Description of the task –
Repeat the records in full and exactly, omitting pictures.

Stored records

= = =

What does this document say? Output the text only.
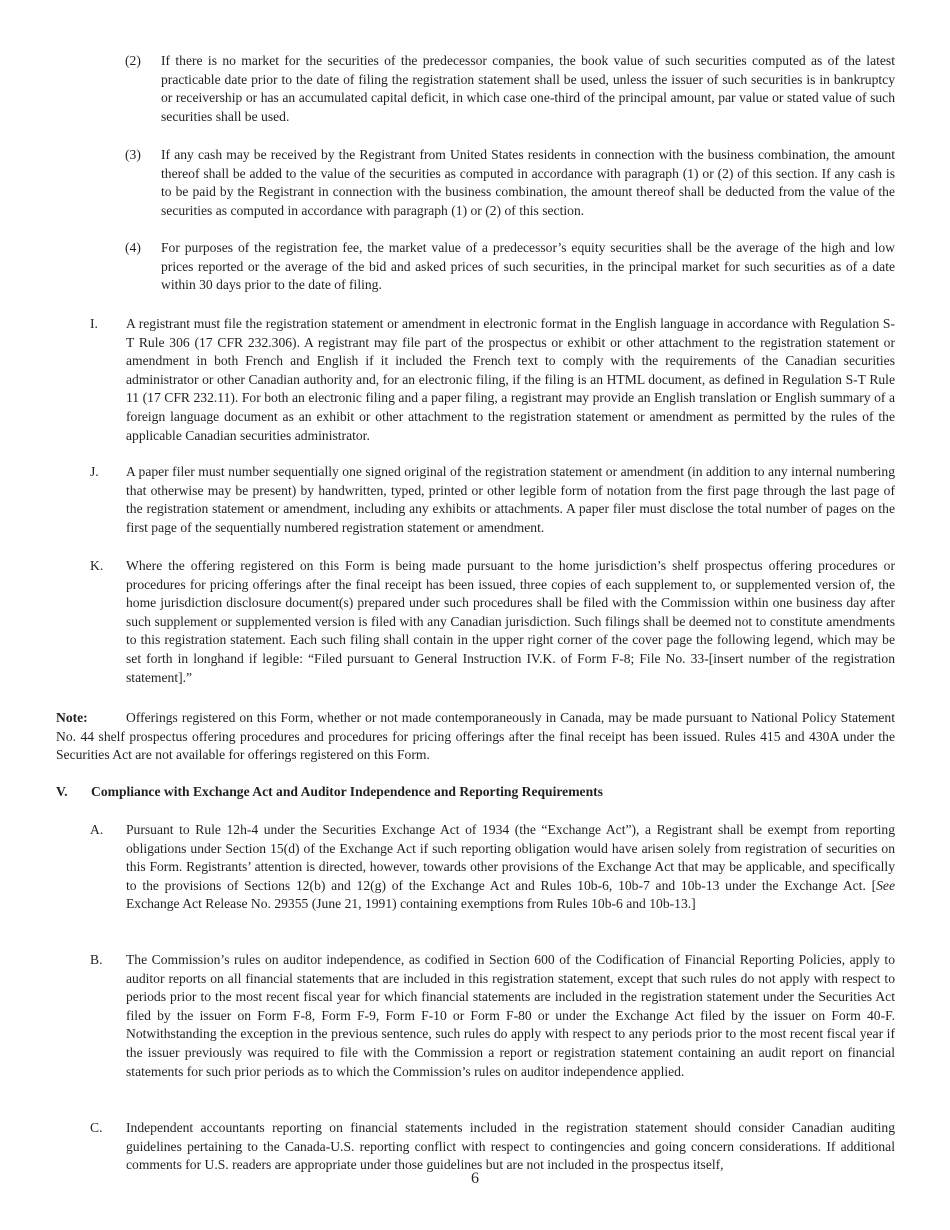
(2) If there is no market for the securities of the predecessor companies, the book value of such securities computed as of the latest practicable date prior to the date of filing the registration statement shall be used, unless the issuer of such securities is in bankruptcy or receivership or has an accumulated capital deficit, in which case one-third of the principal amount, par value or stated value of such securities shall be used.
(3) If any cash may be received by the Registrant from United States residents in connection with the business combination, the amount thereof shall be added to the value of the securities as computed in accordance with paragraph (1) or (2) of this section. If any cash is to be paid by the Registrant in connection with the business combination, the amount thereof shall be deducted from the value of the securities as computed in accordance with paragraph (1) or (2) of this section.
(4) For purposes of the registration fee, the market value of a predecessor’s equity securities shall be the average of the high and low prices reported or the average of the bid and asked prices of such securities, in the principal market for such securities as of a date within 30 days prior to the date of filing.
I. A registrant must file the registration statement or amendment in electronic format in the English language in accordance with Regulation S-T Rule 306 (17 CFR 232.306). A registrant may file part of the prospectus or exhibit or other attachment to the registration statement or amendment in both French and English if it included the French text to comply with the requirements of the Canadian securities administrator or other Canadian authority and, for an electronic filing, if the filing is an HTML document, as defined in Regulation S-T Rule 11 (17 CFR 232.11). For both an electronic filing and a paper filing, a registrant may provide an English translation or English summary of a foreign language document as an exhibit or other attachment to the registration statement or amendment as permitted by the rules of the applicable Canadian securities administrator.
J. A paper filer must number sequentially one signed original of the registration statement or amendment (in addition to any internal numbering that otherwise may be present) by handwritten, typed, printed or other legible form of notation from the first page through the last page of the registration statement or amendment, including any exhibits or attachments. A paper filer must disclose the total number of pages on the first page of the sequentially numbered registration statement or amendment.
K. Where the offering registered on this Form is being made pursuant to the home jurisdiction’s shelf prospectus offering procedures or procedures for pricing offerings after the final receipt has been issued, three copies of each supplement to, or supplemented version of, the home jurisdiction disclosure document(s) prepared under such procedures shall be filed with the Commission within one business day after such supplement or supplemented version is filed with any Canadian jurisdiction. Such filings shall be deemed not to constitute amendments to this registration statement. Each such filing shall contain in the upper right corner of the cover page the following legend, which may be set forth in longhand if legible: “Filed pursuant to General Instruction IV.K. of Form F-8; File No. 33-[insert number of the registration statement].”
Note:	Offerings registered on this Form, whether or not made contemporaneously in Canada, may be made pursuant to National Policy Statement No. 44 shelf prospectus offering procedures and procedures for pricing offerings after the final receipt has been issued. Rules 415 and 430A under the Securities Act are not available for offerings registered on this Form.
V. Compliance with Exchange Act and Auditor Independence and Reporting Requirements
A. Pursuant to Rule 12h-4 under the Securities Exchange Act of 1934 (the “Exchange Act”), a Registrant shall be exempt from reporting obligations under Section 15(d) of the Exchange Act if such reporting obligation would have arisen solely from registration of securities on this Form. Registrants’ attention is directed, however, towards other provisions of the Exchange Act that may be applicable, and specifically to the provisions of Sections 12(b) and 12(g) of the Exchange Act and Rules 10b-6, 10b-7 and 10b-13 under the Exchange Act. [See Exchange Act Release No. 29355 (June 21, 1991) containing exemptions from Rules 10b-6 and 10b-13.]
B. The Commission’s rules on auditor independence, as codified in Section 600 of the Codification of Financial Reporting Policies, apply to auditor reports on all financial statements that are included in this registration statement, except that such rules do not apply with respect to periods prior to the most recent fiscal year for which financial statements are included in the registration statement under the Securities Act filed by the issuer on Form F-8, Form F-9, Form F-10 or Form F-80 or under the Exchange Act filed by the issuer on Form 40-F. Notwithstanding the exception in the previous sentence, such rules do apply with respect to any periods prior to the most recent fiscal year if the issuer previously was required to file with the Commission a report or registration statement containing an audit report on financial statements for such prior periods as to which the Commission’s rules on auditor independence applied.
C. Independent accountants reporting on financial statements included in the registration statement should consider Canadian auditing guidelines pertaining to the Canada-U.S. reporting conflict with respect to contingencies and going concern considerations. If additional comments for U.S. readers are appropriate under those guidelines but are not included in the prospectus itself,
6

= = =

Exercise output –
What does this document say? Output the text only.
(2) If there is no market for the securities of the predecessor companies, the book value of such securities computed as of the latest practicable date prior to the date of filing the registration statement shall be used, unless the issuer of such securities is in bankruptcy or receivership or has an accumulated capital deficit, in which case one-third of the principal amount, par value or stated value of such securities shall be used.
(3) If any cash may be received by the Registrant from United States residents in connection with the business combination, the amount thereof shall be added to the value of the securities as computed in accordance with paragraph (1) or (2) of this section. If any cash is to be paid by the Registrant in connection with the business combination, the amount thereof shall be deducted from the value of the securities as computed in accordance with paragraph (1) or (2) of this section.
(4) For purposes of the registration fee, the market value of a predecessor’s equity securities shall be the average of the high and low prices reported or the average of the bid and asked prices of such securities, in the principal market for such securities as of a date within 30 days prior to the date of filing.
I. A registrant must file the registration statement or amendment in electronic format in the English language in accordance with Regulation S-T Rule 306 (17 CFR 232.306). A registrant may file part of the prospectus or exhibit or other attachment to the registration statement or amendment in both French and English if it included the French text to comply with the requirements of the Canadian securities administrator or other Canadian authority and, for an electronic filing, if the filing is an HTML document, as defined in Regulation S-T Rule 11 (17 CFR 232.11). For both an electronic filing and a paper filing, a registrant may provide an English translation or English summary of a foreign language document as an exhibit or other attachment to the registration statement or amendment as permitted by the rules of the applicable Canadian securities administrator.
J. A paper filer must number sequentially one signed original of the registration statement or amendment (in addition to any internal numbering that otherwise may be present) by handwritten, typed, printed or other legible form of notation from the first page through the last page of the registration statement or amendment, including any exhibits or attachments. A paper filer must disclose the total number of pages on the first page of the sequentially numbered registration statement or amendment.
K. Where the offering registered on this Form is being made pursuant to the home jurisdiction’s shelf prospectus offering procedures or procedures for pricing offerings after the final receipt has been issued, three copies of each supplement to, or supplemented version of, the home jurisdiction disclosure document(s) prepared under such procedures shall be filed with the Commission within one business day after such supplement or supplemented version is filed with any Canadian jurisdiction. Such filings shall be deemed not to constitute amendments to this registration statement. Each such filing shall contain in the upper right corner of the cover page the following legend, which may be set forth in longhand if legible: “Filed pursuant to General Instruction IV.K. of Form F-8; File No. 33-[insert number of the registration statement].”
Note:	Offerings registered on this Form, whether or not made contemporaneously in Canada, may be made pursuant to National Policy Statement No. 44 shelf prospectus offering procedures and procedures for pricing offerings after the final receipt has been issued. Rules 415 and 430A under the Securities Act are not available for offerings registered on this Form.
V. Compliance with Exchange Act and Auditor Independence and Reporting Requirements
A. Pursuant to Rule 12h-4 under the Securities Exchange Act of 1934 (the “Exchange Act”), a Registrant shall be exempt from reporting obligations under Section 15(d) of the Exchange Act if such reporting obligation would have arisen solely from registration of securities on this Form. Registrants’ attention is directed, however, towards other provisions of the Exchange Act that may be applicable, and specifically to the provisions of Sections 12(b) and 12(g) of the Exchange Act and Rules 10b-6, 10b-7 and 10b-13 under the Exchange Act. [See Exchange Act Release No. 29355 (June 21, 1991) containing exemptions from Rules 10b-6 and 10b-13.]
B. The Commission’s rules on auditor independence, as codified in Section 600 of the Codification of Financial Reporting Policies, apply to auditor reports on all financial statements that are included in this registration statement, except that such rules do not apply with respect to periods prior to the most recent fiscal year for which financial statements are included in the registration statement under the Securities Act filed by the issuer on Form F-8, Form F-9, Form F-10 or Form F-80 or under the Exchange Act filed by the issuer on Form 40-F. Notwithstanding the exception in the previous sentence, such rules do apply with respect to any periods prior to the most recent fiscal year if the issuer previously was required to file with the Commission a report or registration statement containing an audit report on financial statements for such prior periods as to which the Commission’s rules on auditor independence applied.
C. Independent accountants reporting on financial statements included in the registration statement should consider Canadian auditing guidelines pertaining to the Canada-U.S. reporting conflict with respect to contingencies and going concern considerations. If additional comments for U.S. readers are appropriate under those guidelines but are not included in the prospectus itself,
6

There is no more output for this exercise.